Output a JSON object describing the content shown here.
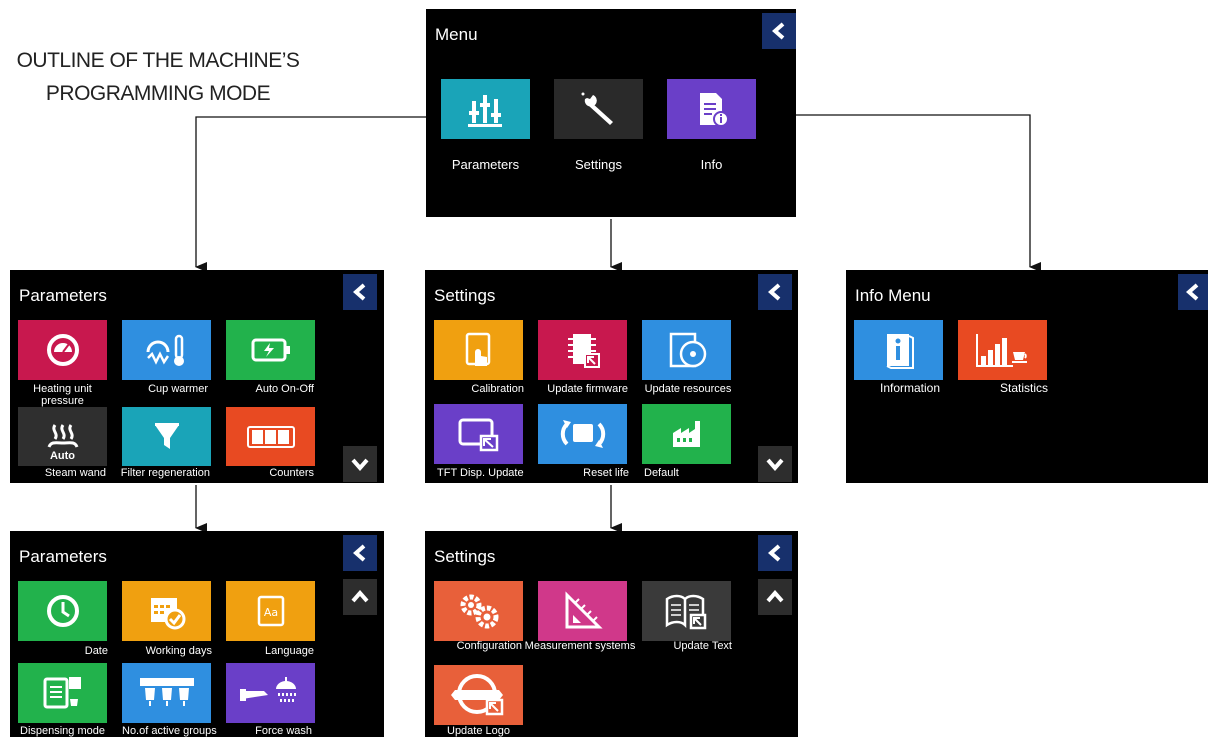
{
  "heading": {
    "line1": "OUTLINE OF THE MACHINE’S",
    "line2": "PROGRAMMING MODE"
  },
  "menu": {
    "title": "Menu",
    "items": [
      "Parameters",
      "Settings",
      "Info"
    ]
  },
  "parameters1": {
    "title": "Parameters",
    "items": [
      "Heating unit",
      "pressure",
      "Cup warmer",
      "Auto On-Off",
      "Steam wand",
      "Filter regeneration",
      "Counters",
      "Auto"
    ]
  },
  "settings1": {
    "title": "Settings",
    "items": [
      "Calibration",
      "Update firmware",
      "Update resources",
      "TFT Disp. Update",
      "Reset life",
      "Default"
    ]
  },
  "info_menu": {
    "title": "Info Menu",
    "items": [
      "Information",
      "Statistics"
    ]
  },
  "parameters2": {
    "title": "Parameters",
    "items": [
      "Date",
      "Working days",
      "Language",
      "Dispensing mode",
      "No.of active groups",
      "Force wash"
    ]
  },
  "settings2": {
    "title": "Settings",
    "items": [
      "Configuration",
      "Measurement systems",
      "Update Text",
      "Update Logo"
    ]
  },
  "icons": {
    "back": "chevron-left-icon",
    "scroll_down": "chevron-down-icon",
    "scroll_up": "chevron-up-icon"
  },
  "colors": {
    "screen_bg": "#000000",
    "back_button": "#17306c",
    "teal": "#1aa4b8",
    "purple": "#6a3fc8",
    "crimson": "#c8184e",
    "blue": "#2f8fe0",
    "green": "#22b24c",
    "orange": "#f0a010",
    "red_orange": "#e84a22",
    "magenta": "#d0388a"
  }
}
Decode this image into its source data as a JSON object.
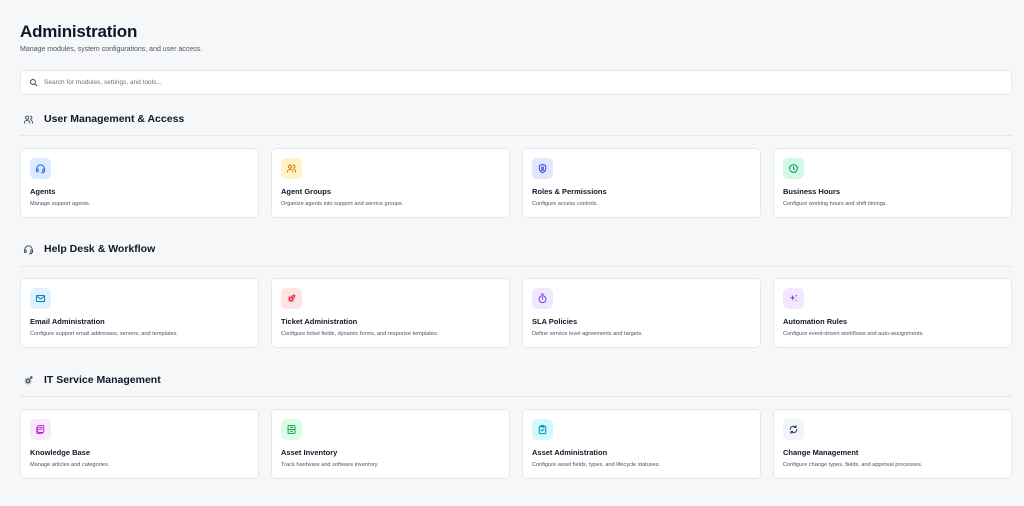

• • • • •

Transcribe all entries above exactly. Drop the pictures.

Output a JSON object describing the content shown here.
{
  "heading": {
    "line1": "OUTLINE OF THE MACHINE’S",
    "line2": "PROGRAMMING MODE"
  },
  "menu": {
    "title": "Menu",
    "items": [
      "Parameters",
      "Settings",
      "Info"
    ]
  },
  "parameters1": {
    "title": "Parameters",
    "items": [
      "Heating unit",
      "pressure",
      "Cup warmer",
      "Auto On-Off",
      "Steam wand",
      "Filter regeneration",
      "Counters",
      "Auto"
    ]
  },
  "settings1": {
    "title": "Settings",
    "items": [
      "Calibration",
      "Update firmware",
      "Update resources",
      "TFT Disp. Update",
      "Reset life",
      "Default"
    ]
  },
  "info_menu": {
    "title": "Info Menu",
    "items": [
      "Information",
      "Statistics"
    ]
  },
  "parameters2": {
    "title": "Parameters",
    "items": [
      "Date",
      "Working days",
      "Language",
      "Dispensing mode",
      "No.of active groups",
      "Force wash"
    ]
  },
  "settings2": {
    "title": "Settings",
    "items": [
      "Configuration",
      "Measurement systems",
      "Update Text",
      "Update Logo"
    ]
  },
  "icons": {
    "back": "chevron-left-icon",
    "scroll_down": "chevron-down-icon",
    "scroll_up": "chevron-up-icon"
  },
  "colors": {
    "screen_bg": "#000000",
    "back_button": "#17306c",
    "teal": "#1aa4b8",
    "purple": "#6a3fc8",
    "crimson": "#c8184e",
    "blue": "#2f8fe0",
    "green": "#22b24c",
    "orange": "#f0a010",
    "red_orange": "#e84a22",
    "magenta": "#d0388a"
  }
}
Decode this image into its source data as a JSON object.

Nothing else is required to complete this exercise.